Figure record extracts

** begin **

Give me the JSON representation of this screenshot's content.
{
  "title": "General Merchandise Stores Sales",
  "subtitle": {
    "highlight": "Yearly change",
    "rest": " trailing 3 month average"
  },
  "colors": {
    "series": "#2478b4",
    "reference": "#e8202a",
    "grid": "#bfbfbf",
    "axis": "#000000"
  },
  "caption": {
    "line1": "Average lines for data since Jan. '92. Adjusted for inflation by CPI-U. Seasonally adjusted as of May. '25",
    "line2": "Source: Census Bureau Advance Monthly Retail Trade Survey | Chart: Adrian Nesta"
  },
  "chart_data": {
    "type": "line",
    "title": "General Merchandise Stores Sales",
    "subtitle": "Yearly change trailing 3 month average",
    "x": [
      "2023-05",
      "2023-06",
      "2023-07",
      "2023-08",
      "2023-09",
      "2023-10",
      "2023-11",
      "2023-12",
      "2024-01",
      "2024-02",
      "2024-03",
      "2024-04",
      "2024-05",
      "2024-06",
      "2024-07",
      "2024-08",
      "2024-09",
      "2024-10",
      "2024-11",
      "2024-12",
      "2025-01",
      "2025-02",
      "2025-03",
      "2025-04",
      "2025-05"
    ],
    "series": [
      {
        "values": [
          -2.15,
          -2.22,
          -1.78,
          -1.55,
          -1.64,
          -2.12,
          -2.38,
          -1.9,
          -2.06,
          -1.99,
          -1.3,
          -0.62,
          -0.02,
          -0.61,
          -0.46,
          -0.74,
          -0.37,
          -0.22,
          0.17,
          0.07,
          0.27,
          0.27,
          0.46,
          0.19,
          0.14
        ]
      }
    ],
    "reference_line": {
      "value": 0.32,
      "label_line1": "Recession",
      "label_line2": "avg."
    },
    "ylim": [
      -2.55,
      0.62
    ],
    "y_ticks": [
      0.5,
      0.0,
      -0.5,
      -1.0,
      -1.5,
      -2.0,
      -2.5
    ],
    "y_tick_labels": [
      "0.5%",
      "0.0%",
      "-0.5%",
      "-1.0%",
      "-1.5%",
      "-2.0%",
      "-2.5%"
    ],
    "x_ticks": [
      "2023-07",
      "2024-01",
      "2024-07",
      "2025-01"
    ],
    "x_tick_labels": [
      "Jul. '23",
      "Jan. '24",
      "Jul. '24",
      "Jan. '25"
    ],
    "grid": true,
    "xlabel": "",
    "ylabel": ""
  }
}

** end **

§ Aim of the exercise: Print all of the entries exactly as they appear.

§ Exercise answer:
Give me the JSON representation of this screenshot's content.
{
  "title": "General Merchandise Stores Sales",
  "subtitle": {
    "highlight": "Yearly change",
    "rest": " trailing 3 month average"
  },
  "colors": {
    "series": "#2478b4",
    "reference": "#e8202a",
    "grid": "#bfbfbf",
    "axis": "#000000"
  },
  "caption": {
    "line1": "Average lines for data since Jan. '92. Adjusted for inflation by CPI-U. Seasonally adjusted as of May. '25",
    "line2": "Source: Census Bureau Advance Monthly Retail Trade Survey | Chart: Adrian Nesta"
  },
  "chart_data": {
    "type": "line",
    "title": "General Merchandise Stores Sales",
    "subtitle": "Yearly change trailing 3 month average",
    "x": [
      "2023-05",
      "2023-06",
      "2023-07",
      "2023-08",
      "2023-09",
      "2023-10",
      "2023-11",
      "2023-12",
      "2024-01",
      "2024-02",
      "2024-03",
      "2024-04",
      "2024-05",
      "2024-06",
      "2024-07",
      "2024-08",
      "2024-09",
      "2024-10",
      "2024-11",
      "2024-12",
      "2025-01",
      "2025-02",
      "2025-03",
      "2025-04",
      "2025-05"
    ],
    "series": [
      {
        "values": [
          -2.15,
          -2.22,
          -1.78,
          -1.55,
          -1.64,
          -2.12,
          -2.38,
          -1.9,
          -2.06,
          -1.99,
          -1.3,
          -0.62,
          -0.02,
          -0.61,
          -0.46,
          -0.74,
          -0.37,
          -0.22,
          0.17,
          0.07,
          0.27,
          0.27,
          0.46,
          0.19,
          0.14
        ]
      }
    ],
    "reference_line": {
      "value": 0.32,
      "label_line1": "Recession",
      "label_line2": "avg."
    },
    "ylim": [
      -2.55,
      0.62
    ],
    "y_ticks": [
      0.5,
      0.0,
      -0.5,
      -1.0,
      -1.5,
      -2.0,
      -2.5
    ],
    "y_tick_labels": [
      "0.5%",
      "0.0%",
      "-0.5%",
      "-1.0%",
      "-1.5%",
      "-2.0%",
      "-2.5%"
    ],
    "x_ticks": [
      "2023-07",
      "2024-01",
      "2024-07",
      "2025-01"
    ],
    "x_tick_labels": [
      "Jul. '23",
      "Jan. '24",
      "Jul. '24",
      "Jan. '25"
    ],
    "grid": true,
    "xlabel": "",
    "ylabel": ""
  }
}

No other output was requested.